◆ **WHAT YOU ARE ASKED TO DO**
In the listing below, pick out lines with "Column".

◇ ◇ ◇

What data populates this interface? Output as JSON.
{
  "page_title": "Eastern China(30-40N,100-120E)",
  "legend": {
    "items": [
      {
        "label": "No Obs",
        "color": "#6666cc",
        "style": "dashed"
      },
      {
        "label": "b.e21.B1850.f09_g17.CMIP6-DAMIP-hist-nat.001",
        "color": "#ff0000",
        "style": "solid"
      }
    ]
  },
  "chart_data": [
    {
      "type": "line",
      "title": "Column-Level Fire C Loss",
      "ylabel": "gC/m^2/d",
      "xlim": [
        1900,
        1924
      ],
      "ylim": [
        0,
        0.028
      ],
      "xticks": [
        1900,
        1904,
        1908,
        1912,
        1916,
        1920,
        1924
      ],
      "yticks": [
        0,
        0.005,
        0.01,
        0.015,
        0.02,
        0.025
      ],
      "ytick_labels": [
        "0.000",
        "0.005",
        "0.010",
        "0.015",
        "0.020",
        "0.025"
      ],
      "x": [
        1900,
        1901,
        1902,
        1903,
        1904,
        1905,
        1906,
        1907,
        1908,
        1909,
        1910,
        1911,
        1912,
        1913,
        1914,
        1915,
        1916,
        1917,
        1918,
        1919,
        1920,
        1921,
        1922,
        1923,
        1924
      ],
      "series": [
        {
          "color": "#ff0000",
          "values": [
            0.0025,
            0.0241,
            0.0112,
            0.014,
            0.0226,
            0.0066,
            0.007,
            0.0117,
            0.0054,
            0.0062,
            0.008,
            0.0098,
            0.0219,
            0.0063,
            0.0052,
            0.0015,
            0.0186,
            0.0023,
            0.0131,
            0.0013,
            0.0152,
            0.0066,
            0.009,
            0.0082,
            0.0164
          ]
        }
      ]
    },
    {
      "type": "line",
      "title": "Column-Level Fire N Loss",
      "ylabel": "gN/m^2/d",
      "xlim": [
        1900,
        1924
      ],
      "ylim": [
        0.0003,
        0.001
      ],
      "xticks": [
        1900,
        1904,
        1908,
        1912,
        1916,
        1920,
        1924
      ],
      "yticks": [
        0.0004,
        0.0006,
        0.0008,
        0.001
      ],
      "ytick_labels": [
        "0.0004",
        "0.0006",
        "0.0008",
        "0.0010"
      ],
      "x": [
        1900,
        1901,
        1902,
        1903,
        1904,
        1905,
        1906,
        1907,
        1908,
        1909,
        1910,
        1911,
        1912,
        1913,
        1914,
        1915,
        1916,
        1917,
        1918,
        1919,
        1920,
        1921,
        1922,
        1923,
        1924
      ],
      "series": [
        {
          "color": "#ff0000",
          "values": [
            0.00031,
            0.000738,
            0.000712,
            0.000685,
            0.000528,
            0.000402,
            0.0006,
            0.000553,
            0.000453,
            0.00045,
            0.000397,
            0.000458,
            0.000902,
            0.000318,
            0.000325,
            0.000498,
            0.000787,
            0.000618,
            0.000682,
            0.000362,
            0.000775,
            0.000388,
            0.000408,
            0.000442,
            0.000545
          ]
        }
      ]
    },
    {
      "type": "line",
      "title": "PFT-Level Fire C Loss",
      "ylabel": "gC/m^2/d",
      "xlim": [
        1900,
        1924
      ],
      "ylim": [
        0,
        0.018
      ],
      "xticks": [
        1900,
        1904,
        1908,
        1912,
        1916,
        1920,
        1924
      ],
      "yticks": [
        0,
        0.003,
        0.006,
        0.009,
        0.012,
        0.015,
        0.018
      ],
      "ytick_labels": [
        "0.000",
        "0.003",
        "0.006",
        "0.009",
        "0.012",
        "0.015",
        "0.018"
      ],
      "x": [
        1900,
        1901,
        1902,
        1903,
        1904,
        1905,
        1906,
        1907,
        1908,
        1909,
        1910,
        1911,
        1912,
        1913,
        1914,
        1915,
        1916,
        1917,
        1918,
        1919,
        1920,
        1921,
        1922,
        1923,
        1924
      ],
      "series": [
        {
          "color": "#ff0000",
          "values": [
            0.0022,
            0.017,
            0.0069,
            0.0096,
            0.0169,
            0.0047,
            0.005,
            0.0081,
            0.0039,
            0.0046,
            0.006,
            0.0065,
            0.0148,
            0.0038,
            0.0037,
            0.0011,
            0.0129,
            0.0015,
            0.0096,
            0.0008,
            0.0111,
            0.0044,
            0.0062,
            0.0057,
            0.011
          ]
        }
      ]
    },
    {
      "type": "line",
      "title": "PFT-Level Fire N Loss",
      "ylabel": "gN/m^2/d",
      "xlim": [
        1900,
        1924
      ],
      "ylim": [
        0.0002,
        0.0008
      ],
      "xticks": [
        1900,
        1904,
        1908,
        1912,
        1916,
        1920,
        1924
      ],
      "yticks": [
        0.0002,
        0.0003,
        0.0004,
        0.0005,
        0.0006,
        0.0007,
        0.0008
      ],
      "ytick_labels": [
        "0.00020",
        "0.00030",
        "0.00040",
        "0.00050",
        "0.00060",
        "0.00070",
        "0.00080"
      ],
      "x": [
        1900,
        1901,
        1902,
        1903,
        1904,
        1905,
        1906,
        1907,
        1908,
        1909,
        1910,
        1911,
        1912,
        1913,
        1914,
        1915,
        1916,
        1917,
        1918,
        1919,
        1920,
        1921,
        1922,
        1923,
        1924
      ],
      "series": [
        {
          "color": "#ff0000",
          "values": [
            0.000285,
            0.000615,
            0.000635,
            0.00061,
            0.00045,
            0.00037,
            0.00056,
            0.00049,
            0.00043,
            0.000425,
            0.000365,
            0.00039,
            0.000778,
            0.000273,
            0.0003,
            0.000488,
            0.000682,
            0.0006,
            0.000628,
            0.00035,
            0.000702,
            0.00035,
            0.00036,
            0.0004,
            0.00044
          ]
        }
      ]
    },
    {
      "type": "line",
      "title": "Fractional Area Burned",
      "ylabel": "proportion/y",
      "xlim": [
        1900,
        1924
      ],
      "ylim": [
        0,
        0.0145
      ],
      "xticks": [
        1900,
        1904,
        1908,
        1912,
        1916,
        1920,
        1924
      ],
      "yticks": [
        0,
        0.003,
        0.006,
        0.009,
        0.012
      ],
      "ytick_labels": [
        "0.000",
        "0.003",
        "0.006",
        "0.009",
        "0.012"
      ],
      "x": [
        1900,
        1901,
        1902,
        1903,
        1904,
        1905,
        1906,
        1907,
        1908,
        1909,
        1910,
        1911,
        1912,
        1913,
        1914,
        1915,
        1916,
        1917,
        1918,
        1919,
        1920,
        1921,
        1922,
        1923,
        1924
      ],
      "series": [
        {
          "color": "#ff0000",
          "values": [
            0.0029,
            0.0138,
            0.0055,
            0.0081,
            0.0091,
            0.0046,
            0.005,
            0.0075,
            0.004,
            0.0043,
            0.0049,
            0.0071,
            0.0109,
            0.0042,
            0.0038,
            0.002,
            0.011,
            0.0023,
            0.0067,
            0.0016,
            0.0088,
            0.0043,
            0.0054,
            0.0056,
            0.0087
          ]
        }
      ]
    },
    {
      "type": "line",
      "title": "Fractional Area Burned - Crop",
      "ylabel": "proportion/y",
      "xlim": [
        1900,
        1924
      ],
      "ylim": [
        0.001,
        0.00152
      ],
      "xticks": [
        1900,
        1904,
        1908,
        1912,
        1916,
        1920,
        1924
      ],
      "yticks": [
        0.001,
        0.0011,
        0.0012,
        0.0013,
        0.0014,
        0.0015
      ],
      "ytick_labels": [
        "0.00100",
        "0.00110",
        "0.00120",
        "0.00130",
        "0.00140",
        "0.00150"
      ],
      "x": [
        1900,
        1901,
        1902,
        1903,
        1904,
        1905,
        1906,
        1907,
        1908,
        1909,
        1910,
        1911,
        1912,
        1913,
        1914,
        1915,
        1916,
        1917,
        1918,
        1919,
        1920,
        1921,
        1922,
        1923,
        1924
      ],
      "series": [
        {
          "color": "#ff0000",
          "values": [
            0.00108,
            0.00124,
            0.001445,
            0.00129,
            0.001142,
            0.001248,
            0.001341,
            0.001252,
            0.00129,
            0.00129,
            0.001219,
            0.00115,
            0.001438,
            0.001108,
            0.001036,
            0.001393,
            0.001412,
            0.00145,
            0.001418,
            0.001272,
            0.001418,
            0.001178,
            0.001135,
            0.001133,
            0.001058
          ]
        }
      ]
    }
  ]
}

◇ ◇ ◇

◆ **PROBLEM SOLUTION**
      "title": "Column-Level Fire C Loss",
      "title": "Column-Level Fire N Loss",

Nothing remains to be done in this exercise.